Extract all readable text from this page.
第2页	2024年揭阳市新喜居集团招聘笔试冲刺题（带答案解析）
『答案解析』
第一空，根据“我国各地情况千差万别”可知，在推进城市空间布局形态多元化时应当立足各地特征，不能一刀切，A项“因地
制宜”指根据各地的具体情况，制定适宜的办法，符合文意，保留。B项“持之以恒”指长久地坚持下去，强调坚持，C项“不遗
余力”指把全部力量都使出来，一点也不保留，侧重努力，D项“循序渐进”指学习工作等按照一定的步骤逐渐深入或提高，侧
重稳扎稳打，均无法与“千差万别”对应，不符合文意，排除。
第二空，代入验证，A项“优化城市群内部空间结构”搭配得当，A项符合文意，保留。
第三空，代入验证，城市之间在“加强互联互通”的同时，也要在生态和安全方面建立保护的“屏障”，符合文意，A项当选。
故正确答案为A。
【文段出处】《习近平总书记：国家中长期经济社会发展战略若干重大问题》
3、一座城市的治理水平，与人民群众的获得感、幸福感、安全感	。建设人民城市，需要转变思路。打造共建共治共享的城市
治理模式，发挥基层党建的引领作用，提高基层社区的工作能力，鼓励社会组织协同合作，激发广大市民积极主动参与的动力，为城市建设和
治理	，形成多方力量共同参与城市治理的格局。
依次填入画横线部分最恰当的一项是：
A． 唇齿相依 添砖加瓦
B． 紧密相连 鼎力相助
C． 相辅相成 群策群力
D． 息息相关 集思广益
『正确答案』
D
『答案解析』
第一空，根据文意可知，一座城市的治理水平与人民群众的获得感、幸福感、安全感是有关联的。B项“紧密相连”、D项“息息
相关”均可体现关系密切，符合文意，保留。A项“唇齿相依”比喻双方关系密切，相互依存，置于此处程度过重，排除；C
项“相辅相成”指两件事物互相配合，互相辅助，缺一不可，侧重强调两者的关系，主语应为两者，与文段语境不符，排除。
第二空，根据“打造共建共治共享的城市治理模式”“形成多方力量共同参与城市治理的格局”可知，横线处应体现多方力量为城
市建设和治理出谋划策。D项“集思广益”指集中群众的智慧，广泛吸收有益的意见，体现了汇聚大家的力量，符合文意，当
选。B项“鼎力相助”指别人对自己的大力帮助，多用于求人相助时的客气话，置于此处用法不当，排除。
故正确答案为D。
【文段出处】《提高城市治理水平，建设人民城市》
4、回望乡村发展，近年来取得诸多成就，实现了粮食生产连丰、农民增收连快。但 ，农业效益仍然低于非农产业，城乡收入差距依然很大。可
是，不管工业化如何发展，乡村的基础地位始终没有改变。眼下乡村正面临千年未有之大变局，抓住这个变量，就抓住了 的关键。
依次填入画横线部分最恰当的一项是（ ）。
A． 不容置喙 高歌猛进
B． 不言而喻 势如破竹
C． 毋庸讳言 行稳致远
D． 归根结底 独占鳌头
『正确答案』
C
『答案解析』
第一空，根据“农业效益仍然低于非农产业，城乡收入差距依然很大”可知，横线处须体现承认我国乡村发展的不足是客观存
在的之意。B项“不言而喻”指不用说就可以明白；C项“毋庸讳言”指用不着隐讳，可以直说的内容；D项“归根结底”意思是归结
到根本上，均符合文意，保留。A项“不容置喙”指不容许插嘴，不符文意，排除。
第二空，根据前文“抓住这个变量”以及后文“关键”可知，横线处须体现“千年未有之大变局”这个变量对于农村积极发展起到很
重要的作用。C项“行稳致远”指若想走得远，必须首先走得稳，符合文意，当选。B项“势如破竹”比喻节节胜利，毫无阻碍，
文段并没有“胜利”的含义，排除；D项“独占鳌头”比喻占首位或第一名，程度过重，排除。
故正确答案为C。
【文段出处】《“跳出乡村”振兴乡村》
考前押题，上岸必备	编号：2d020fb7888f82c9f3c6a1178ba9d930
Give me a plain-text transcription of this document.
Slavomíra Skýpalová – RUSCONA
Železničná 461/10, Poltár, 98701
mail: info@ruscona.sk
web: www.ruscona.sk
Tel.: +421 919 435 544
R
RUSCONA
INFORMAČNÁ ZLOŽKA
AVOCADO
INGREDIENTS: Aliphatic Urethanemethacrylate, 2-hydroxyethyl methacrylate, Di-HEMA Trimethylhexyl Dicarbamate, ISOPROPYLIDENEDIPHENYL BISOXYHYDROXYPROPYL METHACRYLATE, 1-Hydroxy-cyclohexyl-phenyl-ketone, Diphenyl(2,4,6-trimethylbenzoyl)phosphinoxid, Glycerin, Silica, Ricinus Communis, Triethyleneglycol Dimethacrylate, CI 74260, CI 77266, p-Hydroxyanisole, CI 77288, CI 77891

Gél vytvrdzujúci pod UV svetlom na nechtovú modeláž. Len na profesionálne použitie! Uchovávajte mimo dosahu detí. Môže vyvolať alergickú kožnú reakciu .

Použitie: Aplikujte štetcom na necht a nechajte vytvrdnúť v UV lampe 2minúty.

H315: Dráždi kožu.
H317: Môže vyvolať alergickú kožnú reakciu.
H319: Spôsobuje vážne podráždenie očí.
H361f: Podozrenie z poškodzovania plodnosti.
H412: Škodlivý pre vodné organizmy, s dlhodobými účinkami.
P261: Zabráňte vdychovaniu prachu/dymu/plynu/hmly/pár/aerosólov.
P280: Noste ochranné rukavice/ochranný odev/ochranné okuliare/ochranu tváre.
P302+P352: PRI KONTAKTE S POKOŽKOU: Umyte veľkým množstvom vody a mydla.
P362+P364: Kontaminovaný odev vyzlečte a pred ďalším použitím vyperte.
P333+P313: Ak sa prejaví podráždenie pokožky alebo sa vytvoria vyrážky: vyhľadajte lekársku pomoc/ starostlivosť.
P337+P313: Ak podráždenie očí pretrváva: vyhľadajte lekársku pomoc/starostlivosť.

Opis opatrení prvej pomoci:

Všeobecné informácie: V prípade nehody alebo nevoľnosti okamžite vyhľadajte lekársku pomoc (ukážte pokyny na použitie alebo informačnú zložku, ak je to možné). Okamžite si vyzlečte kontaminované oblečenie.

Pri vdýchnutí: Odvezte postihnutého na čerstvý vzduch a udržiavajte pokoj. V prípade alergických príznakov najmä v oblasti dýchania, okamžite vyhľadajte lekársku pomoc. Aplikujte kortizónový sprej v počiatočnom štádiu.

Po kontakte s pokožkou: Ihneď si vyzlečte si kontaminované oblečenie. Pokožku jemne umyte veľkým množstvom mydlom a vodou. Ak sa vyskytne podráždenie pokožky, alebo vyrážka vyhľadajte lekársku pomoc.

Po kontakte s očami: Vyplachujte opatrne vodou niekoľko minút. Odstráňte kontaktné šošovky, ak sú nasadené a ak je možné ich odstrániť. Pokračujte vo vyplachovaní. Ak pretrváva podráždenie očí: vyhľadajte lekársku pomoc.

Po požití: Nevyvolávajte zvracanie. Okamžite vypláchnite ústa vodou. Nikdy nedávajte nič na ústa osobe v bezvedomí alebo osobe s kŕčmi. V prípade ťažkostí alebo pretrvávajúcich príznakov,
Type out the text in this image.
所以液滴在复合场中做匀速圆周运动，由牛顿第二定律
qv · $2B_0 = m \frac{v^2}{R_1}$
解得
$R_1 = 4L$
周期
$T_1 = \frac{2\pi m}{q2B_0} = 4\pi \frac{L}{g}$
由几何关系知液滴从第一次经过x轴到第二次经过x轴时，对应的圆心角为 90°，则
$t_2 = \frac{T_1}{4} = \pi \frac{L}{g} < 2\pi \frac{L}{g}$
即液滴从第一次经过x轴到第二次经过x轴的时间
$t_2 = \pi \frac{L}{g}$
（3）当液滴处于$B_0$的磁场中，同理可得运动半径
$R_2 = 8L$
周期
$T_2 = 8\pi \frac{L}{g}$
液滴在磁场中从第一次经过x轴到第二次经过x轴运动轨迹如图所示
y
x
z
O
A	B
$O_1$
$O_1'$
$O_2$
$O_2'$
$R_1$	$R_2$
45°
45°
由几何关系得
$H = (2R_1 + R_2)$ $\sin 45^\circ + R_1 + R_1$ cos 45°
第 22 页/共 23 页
------------
- **What is required**:
Find all lines with "代入验证" in them and copy each one.

- **Task result**:
第二空，代入验证，A项“优化城市群内部空间结构”搭配得当，A项符合文意，保留。
第三空，代入验证，城市之间在“加强互联互通”的同时，也要在生态和安全方面建立保护的“屏障”，符合文意，A项当选。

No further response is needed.